:: Selected text

Humidity

Humidity and Relative Humidity

This article/section is a stub — some half-sorted notes, not necessarily checked, not necessarily correct. Feel free to ignore, or tell me about it.

Humidity refers to water vapour present in a volume. That much was fairly clear already.

Absolute humidity is (usually) mass per volume of air (e.g. grams per cubic meter), or (sometimes) mass per mass of air (e.g. grams per kilogram)

Absolute humidity feels like a fairly direct measurement, but at the same time is not the most helpful to practical questions like "is there mist" or "how well can I sweat" or "is it likely to rain".

...largely because answers to those also depend on details like how much mass the air could contain right now, which also varies with other things - largely temperature, and also pressure.

Relative Humidity (RH) relates the humidity to the dew point - the point at which the air can hold no more water.

This is more practical, but is also little more involved.

The dew point is basically 'how much water can the air contain right now' - the saturation point of water in air, at which mist/clouds will happen, and at which condensation onto things happens very easily.

...which means RH is now a function of both amount of vapour and temperature (and sometimes hides a 'assuming the temperature does not change').

The dew point itself varies with temperature, because it affects the amount of water moving in and out of the air, but in the context of weather, in any one region, this variation is usually considered to be relatively negligible.

So around things like weather forecasts we simplify things and report dew point as just a temperature.

This is not correct to physics, and actively confusing if you want to understand the intricacies (like how dew relates to dawn), yet it's practical when we only care about the temperature below which air can no longer hold all the vapour so a lot of condensation happens.

::::

According to the text on humidity, how is absolute humidity usually expressed?

:: Information supplied

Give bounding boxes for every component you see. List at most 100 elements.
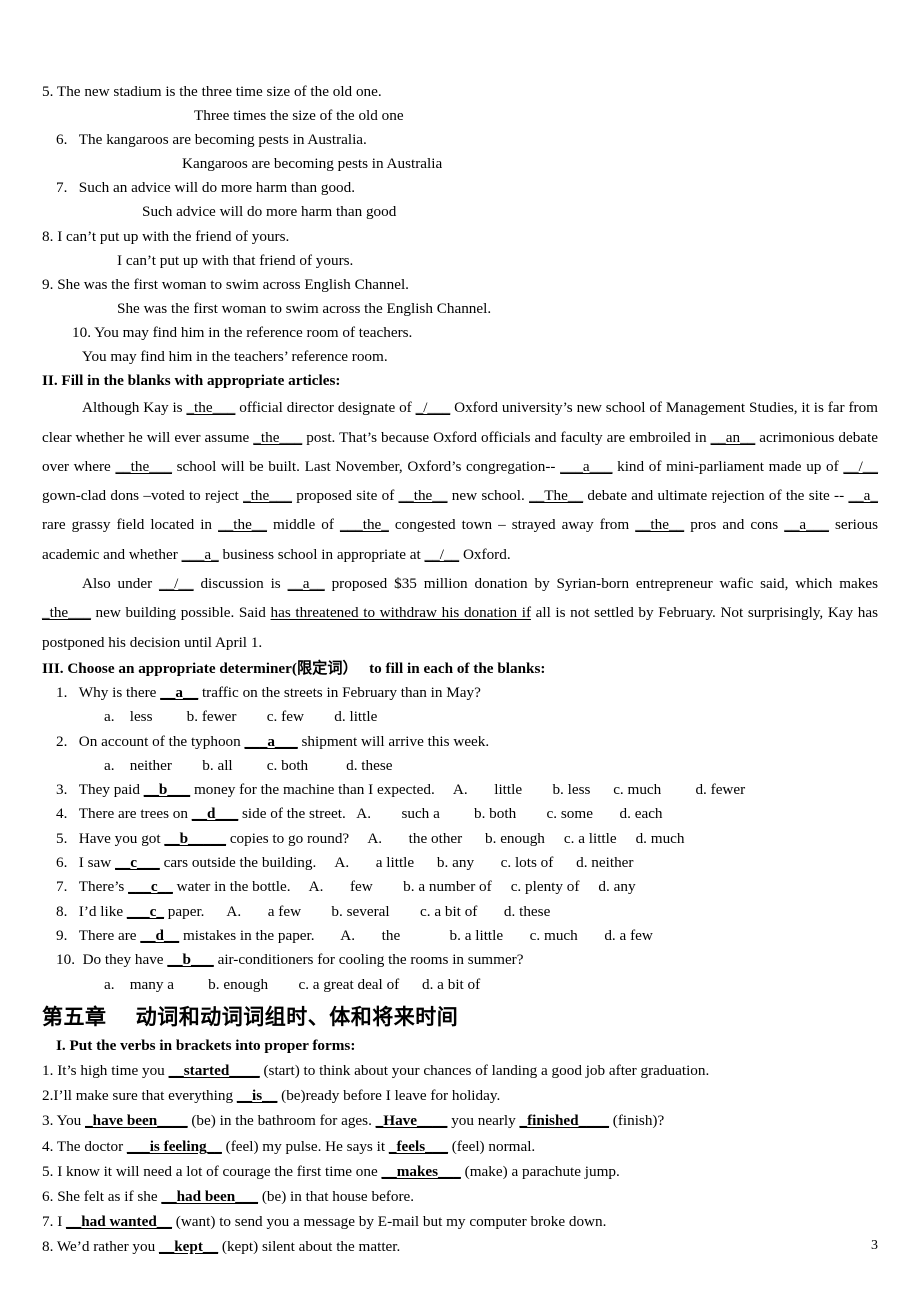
item-number: 6. xyxy=(56,131,68,149)
item-number: 7. xyxy=(56,179,68,197)
answer-blank[interactable]: __b_____ xyxy=(164,830,226,847)
item-answer-text: Three times the size of the old one xyxy=(194,107,404,125)
verb-item: 8. We’d rather you __kept__ (kept) silen… xyxy=(42,1234,878,1259)
verb-answer-blank[interactable]: ___is feeling__ xyxy=(127,1138,222,1155)
question-stem-and-options[interactable]: mistakes in the paper. A. the b. a littl… xyxy=(179,927,653,944)
chapter-five-subheading: I. Put the verbs in brackets into proper… xyxy=(56,1036,356,1054)
article-blank[interactable]: _the___ xyxy=(186,399,235,416)
verb-answer-blank[interactable]: __started____ xyxy=(169,1062,260,1079)
mc-question: 8. I’d like ___c_ paper. A. a few b. sev… xyxy=(42,900,878,924)
verb-item: 5. I know it will need a lot of courage … xyxy=(42,1159,878,1184)
article-blank[interactable]: __a_ xyxy=(848,487,878,504)
paragraph-text: congested town – strayed away from xyxy=(388,516,636,534)
answer-blank[interactable]: __a__ xyxy=(160,684,198,701)
verb-answer-blank[interactable]: __had wanted__ xyxy=(66,1213,172,1230)
article-blank[interactable]: __The__ xyxy=(529,487,583,504)
answer-blank[interactable]: ___c__ xyxy=(128,878,173,895)
question-stem-and-options[interactable]: money for the machine than I expected. A… xyxy=(190,781,745,798)
verb-answer-blank[interactable]: __had been___ xyxy=(161,1188,258,1205)
rewrite-item-original: 7. Such an advice will do more harm than… xyxy=(42,176,878,200)
rewrite-item-original: 10. You may find him in the reference ro… xyxy=(42,321,878,345)
mc-options[interactable]: a. neither b. all c. both d. these xyxy=(42,754,878,778)
article-blank[interactable]: __/__ xyxy=(425,546,460,563)
question-number: 1. xyxy=(56,683,68,701)
answer-blank[interactable]: ___c_ xyxy=(127,903,164,920)
item-answer-text: Kangaroos are becoming pests in Australi… xyxy=(182,155,443,173)
mc-question: 6. I saw __c___ cars outside the buildin… xyxy=(42,851,878,875)
article-blank[interactable]: __the__ xyxy=(399,487,448,504)
verb-item: 2.I’ll make sure that everything __is__ … xyxy=(42,1083,878,1108)
mc-question: 2. On account of the typhoon ___a___ shi… xyxy=(42,730,878,754)
item-text: She was the first woman to swim across E… xyxy=(57,275,409,293)
verb-answer-blank[interactable]: __makes___ xyxy=(382,1163,461,1180)
verb-answer-blank[interactable]: _feels___ xyxy=(389,1138,448,1155)
question-stem: There are xyxy=(78,926,141,944)
verb-answer-blank[interactable]: _Have____ xyxy=(376,1112,448,1129)
answer-blank[interactable]: __c___ xyxy=(115,854,160,871)
question-number: 8. xyxy=(56,902,68,920)
article-blank[interactable]: __the__ xyxy=(635,516,684,533)
verb-item-text: 1. It’s high time you xyxy=(42,1061,169,1079)
verb-item-text: (start) to think about your chances of l… xyxy=(259,1061,710,1079)
article-blank[interactable]: _/___ xyxy=(416,399,451,416)
paragraph-text: kind of mini-parliament made up of xyxy=(612,457,844,475)
rewrite-item-original: 5. The new stadium is the three time siz… xyxy=(42,80,878,104)
mc-options[interactable]: a. less b. fewer c. few d. little xyxy=(42,705,878,729)
verb-item: 1. It’s high time you __started____ (sta… xyxy=(42,1058,878,1083)
article-blank[interactable]: ___the_ xyxy=(340,516,389,533)
item-number: 9. xyxy=(42,275,54,293)
question-stem-and-options[interactable]: side of the street. A. such a b. both c.… xyxy=(238,805,663,822)
verb-answer-blank[interactable]: __kept__ xyxy=(159,1238,218,1255)
article-blank[interactable]: __a__ xyxy=(288,575,325,592)
answer-blank[interactable]: __b___ xyxy=(144,781,190,798)
question-stem: There’s xyxy=(78,878,129,896)
answer-blank[interactable]: __b___ xyxy=(167,951,213,968)
answer-blank[interactable]: ___a___ xyxy=(245,733,298,750)
answer-blank[interactable]: __d__ xyxy=(140,927,179,944)
article-blank[interactable]: ___a_ xyxy=(182,546,219,563)
question-stem: Have you got xyxy=(78,829,165,847)
verb-answer-blank[interactable]: __is__ xyxy=(237,1087,278,1104)
article-blank[interactable]: _the___ xyxy=(253,429,302,446)
paragraph-text: gown-clad dons –voted to reject xyxy=(42,487,244,505)
item-number: 5. xyxy=(42,83,54,100)
mc-options[interactable]: a. many a b. enough c. a great deal of d… xyxy=(42,973,878,997)
answer-blank[interactable]: __d___ xyxy=(192,805,238,822)
question-number: 10. xyxy=(56,951,75,969)
paragraph-text: pros and cons xyxy=(684,516,785,534)
article-blank[interactable]: __the__ xyxy=(218,516,267,533)
verb-answer-blank[interactable]: _have been____ xyxy=(85,1112,188,1129)
article-blank[interactable]: __/__ xyxy=(843,458,878,475)
verb-item-text: 8. We’d rather you xyxy=(42,1238,160,1256)
underlined-phrase: has threatened to withdraw his donation … xyxy=(270,604,531,622)
question-stem-and-options[interactable]: cars outside the building. A. a little b… xyxy=(160,854,634,871)
determiner-question-list: 1. Why is there __a__ traffic on the str… xyxy=(42,681,878,997)
verb-form-exercise-list: 1. It’s high time you __started____ (sta… xyxy=(42,1058,878,1260)
question-stem-and-options[interactable]: paper. A. a few b. several c. a bit of d… xyxy=(164,903,551,920)
article-blank[interactable]: __/__ xyxy=(159,575,194,592)
question-stem: I’d like xyxy=(78,902,127,920)
question-stem: air-conditioners for cooling the rooms i… xyxy=(213,951,524,969)
article-blank[interactable]: ___a___ xyxy=(560,458,612,475)
articles-paragraph-1: Although Kay is _the___ official directo… xyxy=(42,393,878,569)
article-blank[interactable]: _the___ xyxy=(243,487,292,504)
verb-item-text: 3. You xyxy=(42,1112,86,1130)
rewrite-item-original: 6. The kangaroos are becoming pests in A… xyxy=(42,128,878,152)
paragraph-text: proposed site of xyxy=(292,487,399,505)
question-stem-and-options[interactable]: water in the bottle. A. few b. a number … xyxy=(173,878,636,895)
item-answer-text: I can’t put up with that friend of yours… xyxy=(117,251,354,269)
verb-item-text: 6. She felt as if she xyxy=(42,1187,162,1205)
article-blank[interactable]: __a___ xyxy=(784,516,829,533)
item-text: Such an advice will do more harm than go… xyxy=(78,179,356,197)
rewrite-exercise-list: 5. The new stadium is the three time siz… xyxy=(42,80,878,369)
article-blank[interactable]: __an__ xyxy=(711,429,756,446)
verb-answer-blank[interactable]: _finished____ xyxy=(520,1112,609,1129)
article-blank[interactable]: __the___ xyxy=(115,458,172,475)
article-blank[interactable]: _the___ xyxy=(42,604,91,621)
question-stem: I saw xyxy=(78,854,116,872)
question-stem-and-options[interactable]: copies to go round? A. the other b. enou… xyxy=(226,830,685,847)
verb-item-text: 7. I xyxy=(42,1213,67,1231)
verb-item-text: (be) in the bathroom for ages. xyxy=(187,1112,376,1130)
question-stem: There are trees on xyxy=(78,805,192,823)
mc-question: 7. There’s ___c__ water in the bottle. A… xyxy=(42,875,878,899)
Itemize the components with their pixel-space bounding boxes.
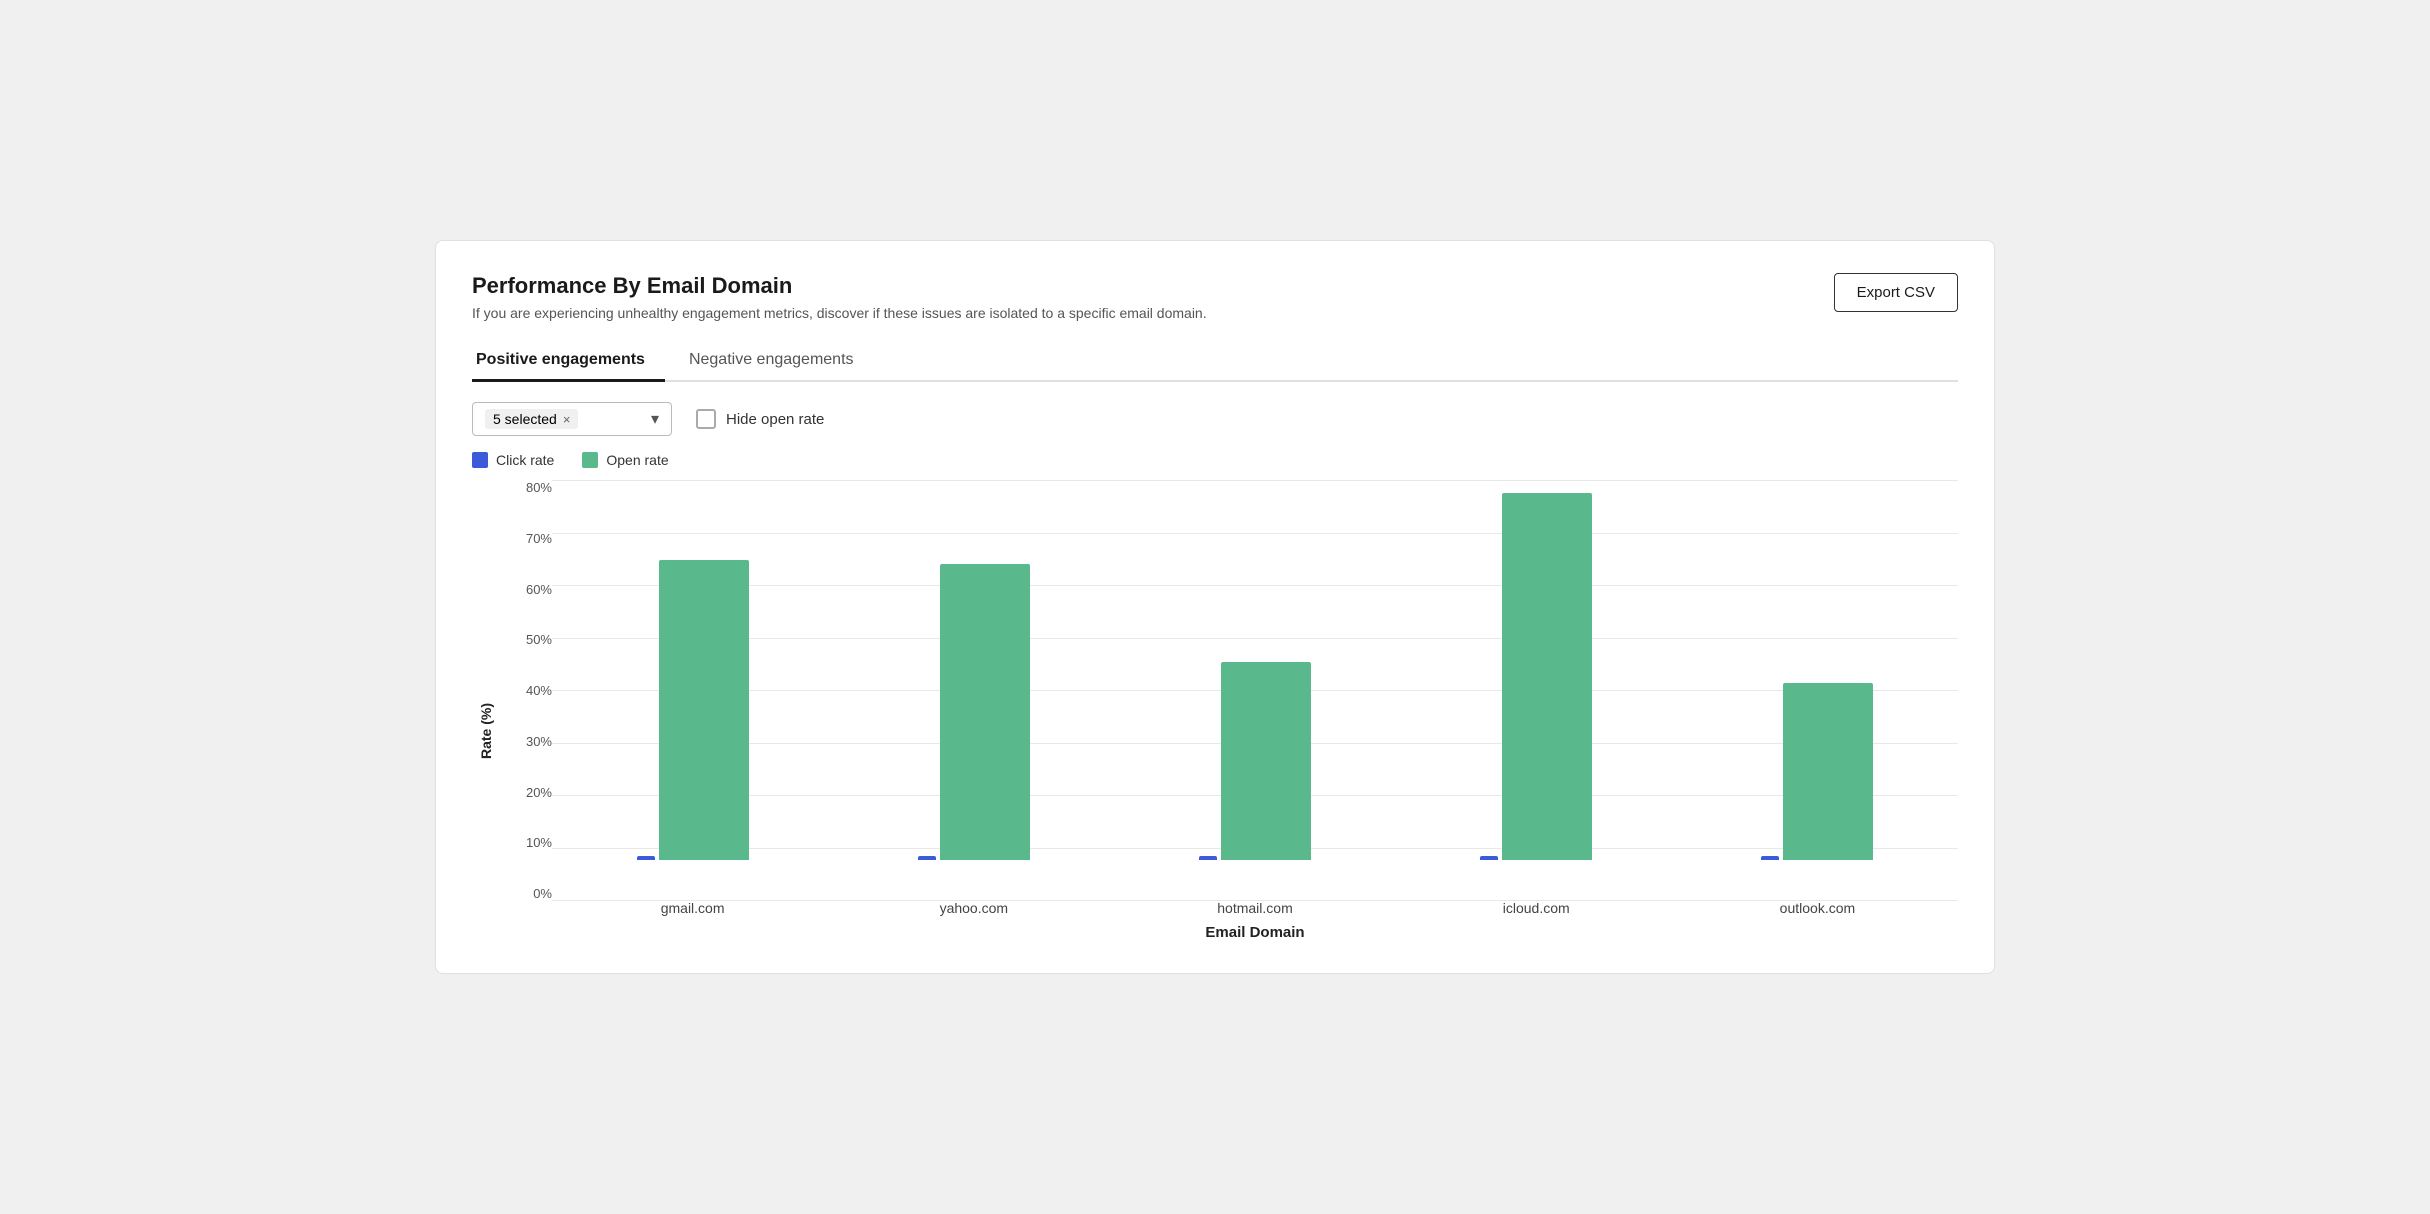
legend-click-label: Click rate (496, 452, 554, 468)
page-title: Performance By Email Domain (472, 273, 1207, 299)
chart-container: Rate (%) 80% 70% 60% 50% 40% 30% 20% 10% 0% gmai… (472, 480, 1958, 941)
click-rate-bar (1199, 856, 1217, 860)
open-rate-bar (1502, 493, 1592, 860)
y-tick: 80% (526, 480, 552, 495)
performance-card: Performance By Email Domain If you are e… (435, 240, 1995, 974)
legend-open-rate: Open rate (582, 452, 668, 468)
click-rate-bar (637, 856, 655, 860)
x-axis-title: Email Domain (552, 924, 1958, 941)
open-rate-color (582, 452, 598, 468)
y-tick: 60% (526, 582, 552, 597)
tab-negative-engagements[interactable]: Negative engagements (685, 341, 874, 382)
click-rate-bar (1480, 856, 1498, 860)
legend-click-rate: Click rate (472, 452, 554, 468)
y-tick: 20% (526, 785, 552, 800)
open-rate-bar (659, 560, 749, 860)
open-rate-bar (1221, 662, 1311, 860)
open-rate-bar (940, 564, 1030, 860)
click-rate-bar (918, 856, 936, 860)
x-label: hotmail.com (1114, 900, 1395, 916)
page-subtitle: If you are experiencing unhealthy engage… (472, 305, 1207, 321)
y-tick: 70% (526, 531, 552, 546)
y-tick: 10% (526, 835, 552, 850)
y-tick: 0% (533, 886, 552, 901)
export-csv-button[interactable]: Export CSV (1834, 273, 1958, 312)
tab-positive-engagements[interactable]: Positive engagements (472, 341, 665, 382)
controls-row: 5 selected × ▾ Hide open rate (472, 402, 1958, 436)
chart-body: gmail.comyahoo.comhotmail.comicloud.como… (552, 480, 1958, 941)
bar-group (1761, 683, 1873, 860)
header-row: Performance By Email Domain If you are e… (472, 273, 1958, 321)
domain-tag-clear[interactable]: × (563, 412, 571, 427)
x-label: yahoo.com (833, 900, 1114, 916)
bar-group (637, 560, 749, 860)
y-tick: 40% (526, 683, 552, 698)
hide-open-rate-label: Hide open rate (726, 411, 824, 428)
x-label: icloud.com (1396, 900, 1677, 916)
chart-legend: Click rate Open rate (472, 452, 1958, 468)
click-rate-color (472, 452, 488, 468)
open-rate-bar (1783, 683, 1873, 860)
domain-tag-label: 5 selected (493, 411, 557, 427)
y-tick: 50% (526, 632, 552, 647)
x-labels: gmail.comyahoo.comhotmail.comicloud.como… (552, 900, 1958, 916)
y-ticks-column: 80% 70% 60% 50% 40% 30% 20% 10% 0% (504, 480, 552, 941)
y-axis-label: Rate (%) (472, 480, 500, 941)
y-tick: 30% (526, 734, 552, 749)
tabs-row: Positive engagements Negative engagement… (472, 341, 1958, 382)
hide-open-rate-checkbox[interactable] (696, 409, 716, 429)
hide-open-rate-control[interactable]: Hide open rate (696, 409, 824, 429)
bar-group (1199, 662, 1311, 860)
click-rate-bar (1761, 856, 1779, 860)
x-label: outlook.com (1677, 900, 1958, 916)
bars-row (552, 480, 1958, 900)
x-label: gmail.com (552, 900, 833, 916)
domain-selector[interactable]: 5 selected × ▾ (472, 402, 672, 436)
bar-group (1480, 493, 1592, 860)
chevron-down-icon: ▾ (651, 409, 659, 429)
legend-open-label: Open rate (606, 452, 668, 468)
title-block: Performance By Email Domain If you are e… (472, 273, 1207, 321)
domain-tag: 5 selected × (485, 409, 578, 429)
bar-group (918, 564, 1030, 860)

::::

▶ _Task solution_
As mass of water vapor per volume of air, for example grams per cubic meter.